> [INSTRUCTION A]
Answer these from the natural gas report:
(i) How much production is EQT Corp. curtailing?
(ii) What price did the Nymex Henry Hub June contract reach from May 14-20?
(iii) What was the summer 2021 price at Transco Leidy Line?
> [INSTRUCTION B] Repeat the part of the natural gas report that opens with the words containing "The biggest gains" and closes with "later this year.", swapping "curtailing" for "reducing".

Bearish indicators are not in short supply for the natural gas market, but forward prices staged a meaningful comeback during the May 14-20 period, according to NGI’s Forward Look.
The biggest gains — to the tune of about 20 cents for the June contract — were in Appalachia, where markets responded swiftly to news that EQT Corp. is curtailing 1.4 Bcf/d of production now to take advantage of higher prices later this year.
June forward prices climbed an average 11.0 cents for the six-day period, while the balance of summer (June-October) tacked on 3.0 cents on average, Forward Look data show. Further out the curve, the winter strip (November-March) slipped by an average 2.0 cents, as did prices for next summer.
A similar pattern was seen along the Nymex Henry Hub futures curve, with the June contract picking up around 9.0 cents from May 14-20 to reach $1.770, and the rest of the curve shifting less than 5.0 cents.
By comparison, Appalachia’s Dominion South jumped 19.0 cents to $1.385 for the June contract, and the balance of summer climbed 8.0 cents to $1.410. The rest of the curve was more in line with Nymex futures and other markets across the country, slipping a couple of pennies for both the upcoming winter and next summer.
Other Appalachian points posted similarly sharp gains. Transco Leidy Line June prices climbed 20.0 cents for the May 14-20 period to reach $1.322, while the balance of summer tacked on 10.0 cents to average $1.35, according to Forward Look. Prices for the winter 2020-21 strip stayed flat at $2.270, but summer 2021 prices were down 2.0 cents to $1.900.

> [Stored items from a collection]
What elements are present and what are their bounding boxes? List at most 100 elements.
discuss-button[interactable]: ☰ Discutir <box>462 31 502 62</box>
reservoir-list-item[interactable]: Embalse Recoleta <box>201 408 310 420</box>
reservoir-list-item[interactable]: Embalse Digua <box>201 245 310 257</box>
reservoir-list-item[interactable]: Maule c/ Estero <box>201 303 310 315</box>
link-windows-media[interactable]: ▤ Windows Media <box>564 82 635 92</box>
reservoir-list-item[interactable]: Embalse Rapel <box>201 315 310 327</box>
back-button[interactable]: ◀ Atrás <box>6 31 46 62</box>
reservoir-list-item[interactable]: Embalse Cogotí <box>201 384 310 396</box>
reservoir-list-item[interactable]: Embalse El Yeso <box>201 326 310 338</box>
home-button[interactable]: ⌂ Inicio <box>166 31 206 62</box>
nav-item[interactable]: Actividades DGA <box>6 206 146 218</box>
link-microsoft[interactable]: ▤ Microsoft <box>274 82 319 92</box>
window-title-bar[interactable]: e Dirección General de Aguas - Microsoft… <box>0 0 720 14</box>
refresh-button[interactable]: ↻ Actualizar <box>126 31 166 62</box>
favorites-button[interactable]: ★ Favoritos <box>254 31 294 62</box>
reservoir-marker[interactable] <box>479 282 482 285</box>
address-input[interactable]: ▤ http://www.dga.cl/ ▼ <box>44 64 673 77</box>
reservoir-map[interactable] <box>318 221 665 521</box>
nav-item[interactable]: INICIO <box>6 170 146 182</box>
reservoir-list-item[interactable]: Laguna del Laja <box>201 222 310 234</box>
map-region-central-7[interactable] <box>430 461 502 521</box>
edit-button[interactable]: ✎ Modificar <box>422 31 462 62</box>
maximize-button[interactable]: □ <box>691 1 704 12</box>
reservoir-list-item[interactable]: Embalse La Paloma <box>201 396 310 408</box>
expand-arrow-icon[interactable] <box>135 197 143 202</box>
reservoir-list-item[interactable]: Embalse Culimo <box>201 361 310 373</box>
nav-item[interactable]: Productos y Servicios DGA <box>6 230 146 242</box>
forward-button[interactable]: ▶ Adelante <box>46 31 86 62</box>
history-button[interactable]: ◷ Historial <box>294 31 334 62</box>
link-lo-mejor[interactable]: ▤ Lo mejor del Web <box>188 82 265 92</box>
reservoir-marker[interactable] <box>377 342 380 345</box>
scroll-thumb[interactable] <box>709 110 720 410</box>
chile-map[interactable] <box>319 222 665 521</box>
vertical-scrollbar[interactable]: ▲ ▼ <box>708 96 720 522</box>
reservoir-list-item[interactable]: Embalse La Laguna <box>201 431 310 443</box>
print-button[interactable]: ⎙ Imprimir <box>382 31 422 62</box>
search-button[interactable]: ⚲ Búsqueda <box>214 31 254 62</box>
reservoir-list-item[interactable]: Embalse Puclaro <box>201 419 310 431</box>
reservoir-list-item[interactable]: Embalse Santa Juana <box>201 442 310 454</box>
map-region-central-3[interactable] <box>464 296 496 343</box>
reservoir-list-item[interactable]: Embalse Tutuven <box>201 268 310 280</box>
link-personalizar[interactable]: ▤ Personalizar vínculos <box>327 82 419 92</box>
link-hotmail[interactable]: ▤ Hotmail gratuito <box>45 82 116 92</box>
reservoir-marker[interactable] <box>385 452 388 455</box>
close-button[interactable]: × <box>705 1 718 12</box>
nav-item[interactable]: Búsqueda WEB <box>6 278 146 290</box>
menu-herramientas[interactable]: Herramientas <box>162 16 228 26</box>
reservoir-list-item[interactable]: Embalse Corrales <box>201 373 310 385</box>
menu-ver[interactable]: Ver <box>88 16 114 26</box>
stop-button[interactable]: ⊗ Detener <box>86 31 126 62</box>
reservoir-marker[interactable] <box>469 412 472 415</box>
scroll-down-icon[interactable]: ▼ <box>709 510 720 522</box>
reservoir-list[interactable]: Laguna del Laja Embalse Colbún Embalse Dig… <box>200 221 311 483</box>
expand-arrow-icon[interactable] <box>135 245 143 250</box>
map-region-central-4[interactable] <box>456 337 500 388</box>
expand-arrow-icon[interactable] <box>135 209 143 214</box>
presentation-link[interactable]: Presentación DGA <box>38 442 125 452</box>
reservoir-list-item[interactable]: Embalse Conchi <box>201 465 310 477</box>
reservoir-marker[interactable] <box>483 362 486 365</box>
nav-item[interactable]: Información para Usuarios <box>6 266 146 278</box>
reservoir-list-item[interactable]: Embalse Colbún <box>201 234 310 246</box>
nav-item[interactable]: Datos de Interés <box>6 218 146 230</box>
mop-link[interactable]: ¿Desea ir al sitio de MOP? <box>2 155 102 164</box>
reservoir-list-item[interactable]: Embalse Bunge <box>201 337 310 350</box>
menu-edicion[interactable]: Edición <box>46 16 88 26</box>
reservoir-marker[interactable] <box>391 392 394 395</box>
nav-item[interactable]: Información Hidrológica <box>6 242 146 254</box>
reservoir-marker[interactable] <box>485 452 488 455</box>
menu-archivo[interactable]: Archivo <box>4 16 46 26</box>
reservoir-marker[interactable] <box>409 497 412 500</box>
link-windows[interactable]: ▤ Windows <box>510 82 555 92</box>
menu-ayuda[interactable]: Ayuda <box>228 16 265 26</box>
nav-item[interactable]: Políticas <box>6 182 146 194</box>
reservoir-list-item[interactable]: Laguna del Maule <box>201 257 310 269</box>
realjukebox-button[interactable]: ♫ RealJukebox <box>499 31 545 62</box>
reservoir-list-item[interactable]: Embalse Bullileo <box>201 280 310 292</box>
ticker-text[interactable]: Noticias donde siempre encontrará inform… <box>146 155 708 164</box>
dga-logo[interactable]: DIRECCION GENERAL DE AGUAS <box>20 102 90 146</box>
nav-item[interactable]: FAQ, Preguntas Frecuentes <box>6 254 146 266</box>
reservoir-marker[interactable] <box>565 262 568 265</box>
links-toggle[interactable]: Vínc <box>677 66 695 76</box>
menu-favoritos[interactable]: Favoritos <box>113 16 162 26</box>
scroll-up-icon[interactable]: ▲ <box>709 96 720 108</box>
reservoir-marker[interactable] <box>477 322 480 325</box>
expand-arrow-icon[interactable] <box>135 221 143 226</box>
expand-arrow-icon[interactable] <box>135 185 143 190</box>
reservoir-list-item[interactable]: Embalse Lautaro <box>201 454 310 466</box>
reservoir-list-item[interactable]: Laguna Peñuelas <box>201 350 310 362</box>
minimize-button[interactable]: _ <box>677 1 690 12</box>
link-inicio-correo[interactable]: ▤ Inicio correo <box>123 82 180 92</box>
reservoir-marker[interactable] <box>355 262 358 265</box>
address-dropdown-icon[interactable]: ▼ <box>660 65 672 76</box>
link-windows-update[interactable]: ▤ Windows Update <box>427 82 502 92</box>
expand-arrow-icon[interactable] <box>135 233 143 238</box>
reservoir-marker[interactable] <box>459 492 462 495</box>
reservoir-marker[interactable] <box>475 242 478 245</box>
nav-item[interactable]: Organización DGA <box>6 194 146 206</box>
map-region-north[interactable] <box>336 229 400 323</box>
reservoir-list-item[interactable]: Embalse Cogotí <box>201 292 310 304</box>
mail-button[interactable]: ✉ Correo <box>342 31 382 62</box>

> [EXERCISE ANSWER A]
(i) 1.4 Bcf/d
(ii) $1.770
(iii) $1.900

> [EXERCISE ANSWER B]
The biggest gains — to the tune of about 20 cents for the June contract — were in Appalachia, where markets responded swiftly to news that EQT Corp. is reducing 1.4 Bcf/d of production now to take advantage of higher prices later this year.